### READING TEXT
-- Start --
Though according to my estimate the soldiers of Yüeh exceed our own in number, that shall advantage them nothing in the matter of victory. I say then that victory can be achieved.

The other is in [XI. § 30]:—

Asked if an army can be made to imitate the shuai-jan, I should answer, Yes. For the men of Wu and the men of Yüeh are enemies; yet if they are crossing a river in the same boat and are caught by a storm, they will come to each other’s assistance just as the left hand helps the right.

These two paragraphs are extremely valuable as evidence of the date of composition. They assign the work to the period of the struggle between Wu and Yüeh. So much has been observed by Pi I-hsün. But what has hitherto escaped notice is that they also seriously impair the credibility of Ssŭ-ma Ch‘ien’s narrative. As we have seen above, the first positive date given in connection with Sun Wu is 512 B.C. He is then spoken of as a general, acting as confidential adviser to Ho Lu, so that his alleged introduction to that monarch had already taken place, and of course the 13 chapters must have been written earlier still. But at that time, and for several years after, down to the capture of Ying in 506, 楚 Ch‘u, and not Yüeh, was the great hereditary enemy of Wu. The two states, Ch‘u and Wu, had been constantly at war for over half a century,[[74]] whereas the first war between Wu and Yüeh was waged only in 510,[[75]] and even then was no more than a short interlude sandwiched in the midst of the fierce struggle with Ch‘u. Now Ch‘u is not mentioned in the 13 chapters at all. The natural inference is that they were written at a time when Yüeh had become the prime antagonist of Wu, that is, after Ch‘u had suffered the great humiliation of 506. At this point, a table of dates may be found useful.
-- End --
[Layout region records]
-- Start --
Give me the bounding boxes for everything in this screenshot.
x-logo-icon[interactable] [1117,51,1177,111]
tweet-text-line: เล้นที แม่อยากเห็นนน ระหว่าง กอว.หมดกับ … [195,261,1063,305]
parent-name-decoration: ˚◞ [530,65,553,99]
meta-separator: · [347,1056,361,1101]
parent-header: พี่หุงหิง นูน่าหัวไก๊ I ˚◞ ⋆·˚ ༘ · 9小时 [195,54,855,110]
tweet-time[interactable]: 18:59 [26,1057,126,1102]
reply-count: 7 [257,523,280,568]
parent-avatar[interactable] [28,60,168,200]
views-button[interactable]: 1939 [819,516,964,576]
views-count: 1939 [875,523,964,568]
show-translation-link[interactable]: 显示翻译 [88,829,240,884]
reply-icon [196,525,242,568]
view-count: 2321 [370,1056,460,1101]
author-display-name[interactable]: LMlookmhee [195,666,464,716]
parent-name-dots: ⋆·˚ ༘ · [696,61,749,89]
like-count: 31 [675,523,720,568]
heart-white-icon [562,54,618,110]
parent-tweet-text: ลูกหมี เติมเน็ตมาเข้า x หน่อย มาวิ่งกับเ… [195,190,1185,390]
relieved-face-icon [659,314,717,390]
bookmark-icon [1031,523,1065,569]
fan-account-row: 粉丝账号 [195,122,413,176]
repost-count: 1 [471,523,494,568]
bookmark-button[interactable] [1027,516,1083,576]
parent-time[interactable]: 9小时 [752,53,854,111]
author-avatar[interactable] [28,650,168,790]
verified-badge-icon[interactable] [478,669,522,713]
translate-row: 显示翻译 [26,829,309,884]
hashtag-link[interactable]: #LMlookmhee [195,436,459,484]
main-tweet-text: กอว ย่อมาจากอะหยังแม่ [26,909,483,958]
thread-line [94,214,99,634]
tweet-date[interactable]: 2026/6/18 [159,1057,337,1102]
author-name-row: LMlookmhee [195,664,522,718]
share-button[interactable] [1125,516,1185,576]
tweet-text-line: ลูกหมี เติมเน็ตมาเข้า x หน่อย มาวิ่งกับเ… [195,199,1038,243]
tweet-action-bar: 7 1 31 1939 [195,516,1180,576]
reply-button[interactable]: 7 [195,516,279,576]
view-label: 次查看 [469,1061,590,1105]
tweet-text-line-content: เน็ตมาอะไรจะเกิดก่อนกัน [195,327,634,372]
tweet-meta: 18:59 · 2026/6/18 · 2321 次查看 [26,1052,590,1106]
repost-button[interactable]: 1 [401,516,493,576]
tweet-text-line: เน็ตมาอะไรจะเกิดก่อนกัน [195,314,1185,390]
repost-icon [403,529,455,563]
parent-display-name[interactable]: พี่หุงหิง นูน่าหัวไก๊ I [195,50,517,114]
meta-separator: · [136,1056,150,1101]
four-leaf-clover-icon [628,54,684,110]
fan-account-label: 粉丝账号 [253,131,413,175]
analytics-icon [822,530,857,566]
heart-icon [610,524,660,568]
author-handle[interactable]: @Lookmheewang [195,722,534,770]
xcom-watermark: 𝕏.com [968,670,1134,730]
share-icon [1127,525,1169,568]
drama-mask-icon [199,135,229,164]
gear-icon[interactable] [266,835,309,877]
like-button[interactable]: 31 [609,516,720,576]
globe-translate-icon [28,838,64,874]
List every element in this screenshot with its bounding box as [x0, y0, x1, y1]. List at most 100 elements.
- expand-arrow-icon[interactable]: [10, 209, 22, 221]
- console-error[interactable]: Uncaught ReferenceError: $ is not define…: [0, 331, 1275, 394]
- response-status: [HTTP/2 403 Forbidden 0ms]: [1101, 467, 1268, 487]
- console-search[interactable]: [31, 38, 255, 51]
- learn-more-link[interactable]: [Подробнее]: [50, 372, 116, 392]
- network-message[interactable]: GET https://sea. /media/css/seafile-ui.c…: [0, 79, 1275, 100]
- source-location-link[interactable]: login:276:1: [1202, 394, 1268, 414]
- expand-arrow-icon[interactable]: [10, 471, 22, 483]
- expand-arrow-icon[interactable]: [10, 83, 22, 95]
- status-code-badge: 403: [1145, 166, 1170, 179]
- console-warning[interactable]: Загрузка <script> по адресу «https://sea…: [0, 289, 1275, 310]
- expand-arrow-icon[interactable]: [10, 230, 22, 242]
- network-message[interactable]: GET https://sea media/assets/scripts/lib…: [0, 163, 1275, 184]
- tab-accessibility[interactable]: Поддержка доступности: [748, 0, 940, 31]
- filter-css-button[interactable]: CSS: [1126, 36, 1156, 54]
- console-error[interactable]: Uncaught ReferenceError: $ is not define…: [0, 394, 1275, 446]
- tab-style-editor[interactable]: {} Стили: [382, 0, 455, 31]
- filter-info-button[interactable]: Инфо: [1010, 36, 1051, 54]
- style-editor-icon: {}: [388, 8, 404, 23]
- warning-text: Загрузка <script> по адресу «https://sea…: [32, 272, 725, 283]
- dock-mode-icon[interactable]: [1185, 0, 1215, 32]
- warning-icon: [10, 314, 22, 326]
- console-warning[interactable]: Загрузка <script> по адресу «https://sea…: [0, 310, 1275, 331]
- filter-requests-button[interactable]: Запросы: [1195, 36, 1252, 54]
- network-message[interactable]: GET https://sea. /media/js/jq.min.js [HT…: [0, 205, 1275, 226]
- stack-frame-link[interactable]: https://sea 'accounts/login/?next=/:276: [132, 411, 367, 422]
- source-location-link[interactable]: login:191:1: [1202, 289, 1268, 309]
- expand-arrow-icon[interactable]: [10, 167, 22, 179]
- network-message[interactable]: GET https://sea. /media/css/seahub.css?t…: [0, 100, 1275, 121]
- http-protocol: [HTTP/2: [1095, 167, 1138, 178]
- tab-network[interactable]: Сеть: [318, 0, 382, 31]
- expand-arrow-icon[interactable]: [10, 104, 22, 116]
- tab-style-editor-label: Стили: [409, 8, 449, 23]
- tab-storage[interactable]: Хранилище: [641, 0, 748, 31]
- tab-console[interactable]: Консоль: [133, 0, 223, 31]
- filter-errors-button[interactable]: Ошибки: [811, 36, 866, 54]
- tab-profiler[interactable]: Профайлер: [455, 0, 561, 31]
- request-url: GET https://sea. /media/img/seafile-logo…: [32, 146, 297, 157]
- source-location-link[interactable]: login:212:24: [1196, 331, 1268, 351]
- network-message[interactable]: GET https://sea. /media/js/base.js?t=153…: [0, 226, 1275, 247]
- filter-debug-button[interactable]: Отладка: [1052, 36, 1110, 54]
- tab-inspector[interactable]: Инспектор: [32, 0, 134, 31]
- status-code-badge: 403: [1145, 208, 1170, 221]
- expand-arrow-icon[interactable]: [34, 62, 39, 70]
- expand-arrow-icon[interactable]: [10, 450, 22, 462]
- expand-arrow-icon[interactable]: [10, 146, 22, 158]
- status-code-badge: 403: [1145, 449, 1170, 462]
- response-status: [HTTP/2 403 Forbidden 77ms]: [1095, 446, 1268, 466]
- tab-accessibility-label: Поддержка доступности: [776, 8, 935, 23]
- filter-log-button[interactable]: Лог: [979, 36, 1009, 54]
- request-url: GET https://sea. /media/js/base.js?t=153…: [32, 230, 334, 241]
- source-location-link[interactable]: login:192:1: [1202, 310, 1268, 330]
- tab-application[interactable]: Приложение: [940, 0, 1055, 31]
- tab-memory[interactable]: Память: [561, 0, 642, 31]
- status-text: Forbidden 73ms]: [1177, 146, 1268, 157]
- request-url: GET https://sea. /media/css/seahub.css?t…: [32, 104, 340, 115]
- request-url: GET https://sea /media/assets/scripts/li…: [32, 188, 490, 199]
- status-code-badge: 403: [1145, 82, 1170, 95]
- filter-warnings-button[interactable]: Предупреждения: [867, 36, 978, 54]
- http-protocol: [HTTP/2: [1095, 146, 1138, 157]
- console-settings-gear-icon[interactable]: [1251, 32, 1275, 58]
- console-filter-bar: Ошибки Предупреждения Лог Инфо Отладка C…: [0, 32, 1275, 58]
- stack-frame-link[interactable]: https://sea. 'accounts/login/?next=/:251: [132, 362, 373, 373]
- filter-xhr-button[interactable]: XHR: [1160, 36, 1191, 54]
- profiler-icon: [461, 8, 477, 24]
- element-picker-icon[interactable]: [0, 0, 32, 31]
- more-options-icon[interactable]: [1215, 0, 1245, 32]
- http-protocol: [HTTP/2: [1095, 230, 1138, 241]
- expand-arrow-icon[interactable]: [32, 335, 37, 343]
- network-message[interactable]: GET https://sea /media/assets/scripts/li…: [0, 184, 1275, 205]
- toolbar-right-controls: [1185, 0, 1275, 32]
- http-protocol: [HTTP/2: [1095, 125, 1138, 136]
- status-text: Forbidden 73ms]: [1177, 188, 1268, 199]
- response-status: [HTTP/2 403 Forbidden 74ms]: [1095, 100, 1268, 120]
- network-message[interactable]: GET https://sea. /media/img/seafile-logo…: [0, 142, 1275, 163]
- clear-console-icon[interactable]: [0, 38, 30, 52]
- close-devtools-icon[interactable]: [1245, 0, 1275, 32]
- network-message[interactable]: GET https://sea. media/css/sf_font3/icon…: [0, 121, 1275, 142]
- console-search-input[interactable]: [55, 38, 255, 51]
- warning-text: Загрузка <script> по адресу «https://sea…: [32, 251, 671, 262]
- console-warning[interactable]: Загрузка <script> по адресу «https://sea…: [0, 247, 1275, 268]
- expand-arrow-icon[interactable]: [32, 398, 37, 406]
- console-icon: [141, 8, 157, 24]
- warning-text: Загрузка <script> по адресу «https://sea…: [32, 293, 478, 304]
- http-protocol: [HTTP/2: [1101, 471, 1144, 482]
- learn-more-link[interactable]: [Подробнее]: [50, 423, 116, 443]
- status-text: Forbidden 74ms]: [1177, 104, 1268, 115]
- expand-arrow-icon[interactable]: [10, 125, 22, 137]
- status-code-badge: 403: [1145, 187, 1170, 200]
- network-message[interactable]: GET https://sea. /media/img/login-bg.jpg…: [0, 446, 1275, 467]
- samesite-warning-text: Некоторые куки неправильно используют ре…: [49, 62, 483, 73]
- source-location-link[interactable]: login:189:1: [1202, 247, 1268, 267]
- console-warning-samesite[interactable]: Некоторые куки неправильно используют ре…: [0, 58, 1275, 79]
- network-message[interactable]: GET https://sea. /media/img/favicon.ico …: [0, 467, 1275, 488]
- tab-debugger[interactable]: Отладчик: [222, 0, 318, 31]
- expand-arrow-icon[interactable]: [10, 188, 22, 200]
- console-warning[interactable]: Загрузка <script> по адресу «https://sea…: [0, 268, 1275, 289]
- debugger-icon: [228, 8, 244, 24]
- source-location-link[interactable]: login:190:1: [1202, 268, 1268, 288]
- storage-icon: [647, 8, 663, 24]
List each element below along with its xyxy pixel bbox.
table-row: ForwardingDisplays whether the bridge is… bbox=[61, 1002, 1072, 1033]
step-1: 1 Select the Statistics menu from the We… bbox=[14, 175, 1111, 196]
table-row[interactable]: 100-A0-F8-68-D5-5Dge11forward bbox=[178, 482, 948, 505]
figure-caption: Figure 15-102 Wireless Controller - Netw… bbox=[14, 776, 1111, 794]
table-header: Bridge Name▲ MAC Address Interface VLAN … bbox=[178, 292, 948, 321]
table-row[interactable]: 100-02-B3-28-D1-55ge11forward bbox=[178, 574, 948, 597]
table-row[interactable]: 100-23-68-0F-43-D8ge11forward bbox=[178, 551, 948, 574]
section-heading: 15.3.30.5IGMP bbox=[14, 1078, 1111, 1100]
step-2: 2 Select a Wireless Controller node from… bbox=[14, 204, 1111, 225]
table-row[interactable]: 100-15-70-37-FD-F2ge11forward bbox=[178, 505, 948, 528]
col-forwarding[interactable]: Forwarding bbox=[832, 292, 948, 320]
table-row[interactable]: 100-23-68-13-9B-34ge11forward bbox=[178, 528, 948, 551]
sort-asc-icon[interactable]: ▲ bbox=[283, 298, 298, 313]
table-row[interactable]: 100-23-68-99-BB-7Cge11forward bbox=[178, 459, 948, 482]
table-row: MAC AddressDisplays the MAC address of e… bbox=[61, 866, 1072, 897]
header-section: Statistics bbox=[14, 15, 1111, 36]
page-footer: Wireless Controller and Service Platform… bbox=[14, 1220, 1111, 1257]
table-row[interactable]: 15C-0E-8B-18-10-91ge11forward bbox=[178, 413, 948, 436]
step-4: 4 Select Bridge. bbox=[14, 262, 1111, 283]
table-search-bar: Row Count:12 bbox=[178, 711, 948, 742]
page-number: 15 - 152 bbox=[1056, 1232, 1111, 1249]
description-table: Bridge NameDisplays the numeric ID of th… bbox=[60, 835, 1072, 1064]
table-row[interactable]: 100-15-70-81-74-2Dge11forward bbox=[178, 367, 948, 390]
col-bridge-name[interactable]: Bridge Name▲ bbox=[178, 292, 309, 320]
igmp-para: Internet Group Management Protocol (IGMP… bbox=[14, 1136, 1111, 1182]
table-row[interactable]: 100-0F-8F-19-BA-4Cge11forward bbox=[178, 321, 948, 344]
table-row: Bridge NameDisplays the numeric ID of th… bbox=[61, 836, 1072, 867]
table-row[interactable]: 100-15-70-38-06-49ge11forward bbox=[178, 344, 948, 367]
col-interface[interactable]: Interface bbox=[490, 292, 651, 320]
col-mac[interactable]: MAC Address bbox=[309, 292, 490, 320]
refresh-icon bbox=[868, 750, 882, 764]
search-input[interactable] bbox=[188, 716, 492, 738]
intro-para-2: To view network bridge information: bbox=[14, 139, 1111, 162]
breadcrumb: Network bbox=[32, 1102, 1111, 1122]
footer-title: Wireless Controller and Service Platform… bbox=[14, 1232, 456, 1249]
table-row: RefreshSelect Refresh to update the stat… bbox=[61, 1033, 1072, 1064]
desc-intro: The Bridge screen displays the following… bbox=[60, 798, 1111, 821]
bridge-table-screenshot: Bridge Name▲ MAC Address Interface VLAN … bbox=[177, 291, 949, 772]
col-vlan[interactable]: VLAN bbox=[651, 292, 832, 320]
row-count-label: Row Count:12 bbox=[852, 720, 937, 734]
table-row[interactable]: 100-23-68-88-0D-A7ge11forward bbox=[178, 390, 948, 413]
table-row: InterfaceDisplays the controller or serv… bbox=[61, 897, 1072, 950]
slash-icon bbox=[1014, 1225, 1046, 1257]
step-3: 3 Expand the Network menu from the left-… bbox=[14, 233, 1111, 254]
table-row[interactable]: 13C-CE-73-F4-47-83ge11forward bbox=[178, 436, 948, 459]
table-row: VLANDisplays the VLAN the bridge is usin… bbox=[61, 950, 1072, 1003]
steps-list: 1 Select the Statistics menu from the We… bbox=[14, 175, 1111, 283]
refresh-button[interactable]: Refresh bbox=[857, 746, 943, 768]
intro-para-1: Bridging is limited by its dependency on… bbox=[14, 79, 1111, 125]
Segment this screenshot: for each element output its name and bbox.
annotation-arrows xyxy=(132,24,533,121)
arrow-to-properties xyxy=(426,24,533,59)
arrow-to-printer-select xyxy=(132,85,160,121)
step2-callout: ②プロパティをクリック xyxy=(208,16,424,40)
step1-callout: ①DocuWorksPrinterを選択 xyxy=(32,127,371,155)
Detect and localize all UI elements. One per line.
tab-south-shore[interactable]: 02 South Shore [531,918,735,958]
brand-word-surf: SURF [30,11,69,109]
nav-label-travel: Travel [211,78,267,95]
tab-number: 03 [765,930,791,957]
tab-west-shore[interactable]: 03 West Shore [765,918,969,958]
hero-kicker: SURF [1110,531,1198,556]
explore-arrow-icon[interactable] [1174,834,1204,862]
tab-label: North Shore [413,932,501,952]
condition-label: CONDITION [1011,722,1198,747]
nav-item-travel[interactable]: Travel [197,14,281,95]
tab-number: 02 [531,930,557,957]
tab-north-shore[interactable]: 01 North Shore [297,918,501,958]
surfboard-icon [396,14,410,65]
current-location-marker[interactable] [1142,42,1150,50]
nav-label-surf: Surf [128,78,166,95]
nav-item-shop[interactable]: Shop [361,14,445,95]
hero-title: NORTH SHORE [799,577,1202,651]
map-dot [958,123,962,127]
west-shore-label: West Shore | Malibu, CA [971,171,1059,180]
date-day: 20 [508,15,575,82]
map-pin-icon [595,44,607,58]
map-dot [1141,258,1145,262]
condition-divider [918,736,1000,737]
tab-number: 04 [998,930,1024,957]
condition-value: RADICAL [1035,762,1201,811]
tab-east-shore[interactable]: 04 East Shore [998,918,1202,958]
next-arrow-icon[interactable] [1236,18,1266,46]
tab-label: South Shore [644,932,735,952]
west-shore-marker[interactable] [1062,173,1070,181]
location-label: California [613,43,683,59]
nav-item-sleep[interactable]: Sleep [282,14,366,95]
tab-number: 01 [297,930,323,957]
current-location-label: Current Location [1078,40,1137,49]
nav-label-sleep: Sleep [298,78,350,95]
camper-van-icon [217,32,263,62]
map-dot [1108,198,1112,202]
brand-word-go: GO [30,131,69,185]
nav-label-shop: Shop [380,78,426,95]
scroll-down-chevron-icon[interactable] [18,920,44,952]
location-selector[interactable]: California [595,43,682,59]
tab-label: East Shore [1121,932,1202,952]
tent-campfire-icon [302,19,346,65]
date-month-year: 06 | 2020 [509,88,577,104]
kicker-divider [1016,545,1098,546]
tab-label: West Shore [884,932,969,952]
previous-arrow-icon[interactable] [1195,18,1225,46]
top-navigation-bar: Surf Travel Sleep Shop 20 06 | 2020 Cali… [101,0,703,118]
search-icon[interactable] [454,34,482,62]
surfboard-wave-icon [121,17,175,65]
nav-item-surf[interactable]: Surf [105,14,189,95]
-- End --
### EXERCISE REQUIREMENTS
[a] According to the passage about Wu and Yüeh, in what year was the first war between Wu and Yüeh waged?
[b] From the passage about Wu and Yüeh, return the stretch from "Though according to" through "can be achieved.".

### PROBLEM SOLUTIONS
[a] 510 B.C.

[b]
Though according to my estimate the soldiers of Yüeh exceed our own in number, that shall advantage them nothing in the matter of victory. I say then that victory can be achieved.